> _What is being asked_
Restate the entire listing word for word.

> _Dataset items_
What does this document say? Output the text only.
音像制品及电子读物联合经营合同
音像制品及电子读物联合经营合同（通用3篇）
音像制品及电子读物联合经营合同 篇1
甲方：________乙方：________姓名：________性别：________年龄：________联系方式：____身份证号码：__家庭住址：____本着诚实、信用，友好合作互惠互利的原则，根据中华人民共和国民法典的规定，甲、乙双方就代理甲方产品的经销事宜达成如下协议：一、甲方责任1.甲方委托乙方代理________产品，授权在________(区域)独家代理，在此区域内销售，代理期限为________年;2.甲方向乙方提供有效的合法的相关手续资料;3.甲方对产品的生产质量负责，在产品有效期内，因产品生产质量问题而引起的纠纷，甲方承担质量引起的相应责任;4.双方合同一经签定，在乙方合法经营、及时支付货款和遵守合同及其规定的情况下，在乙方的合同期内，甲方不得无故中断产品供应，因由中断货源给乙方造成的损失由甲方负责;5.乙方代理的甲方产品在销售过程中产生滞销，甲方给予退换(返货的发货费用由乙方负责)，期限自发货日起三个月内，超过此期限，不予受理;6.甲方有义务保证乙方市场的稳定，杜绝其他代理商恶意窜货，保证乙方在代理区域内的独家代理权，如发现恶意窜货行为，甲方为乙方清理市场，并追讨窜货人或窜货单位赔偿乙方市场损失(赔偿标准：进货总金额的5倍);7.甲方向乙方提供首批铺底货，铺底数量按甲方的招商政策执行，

> _Solution to this task_
What does this document say? Output the text only.
音像制品及电子读物联合经营合同
音像制品及电子读物联合经营合同（通用3篇）
音像制品及电子读物联合经营合同 篇1
甲方：________乙方：________姓名：________性别：________年龄：________联系方式：____身份证号码：__家庭住址：____本着诚实、信用，友好合作互惠互利的原则，根据中华人民共和国民法典的规定，甲、乙双方就代理甲方产品的经销事宜达成如下协议：一、甲方责任1.甲方委托乙方代理________产品，授权在________(区域)独家代理，在此区域内销售，代理期限为________年;2.甲方向乙方提供有效的合法的相关手续资料;3.甲方对产品的生产质量负责，在产品有效期内，因产品生产质量问题而引起的纠纷，甲方承担质量引起的相应责任;4.双方合同一经签定，在乙方合法经营、及时支付货款和遵守合同及其规定的情况下，在乙方的合同期内，甲方不得无故中断产品供应，因由中断货源给乙方造成的损失由甲方负责;5.乙方代理的甲方产品在销售过程中产生滞销，甲方给予退换(返货的发货费用由乙方负责)，期限自发货日起三个月内，超过此期限，不予受理;6.甲方有义务保证乙方市场的稳定，杜绝其他代理商恶意窜货，保证乙方在代理区域内的独家代理权，如发现恶意窜货行为，甲方为乙方清理市场，并追讨窜货人或窜货单位赔偿乙方市场损失(赔偿标准：进货总金额的5倍);7.甲方向乙方提供首批铺底货，铺底数量按甲方的招商政策执行，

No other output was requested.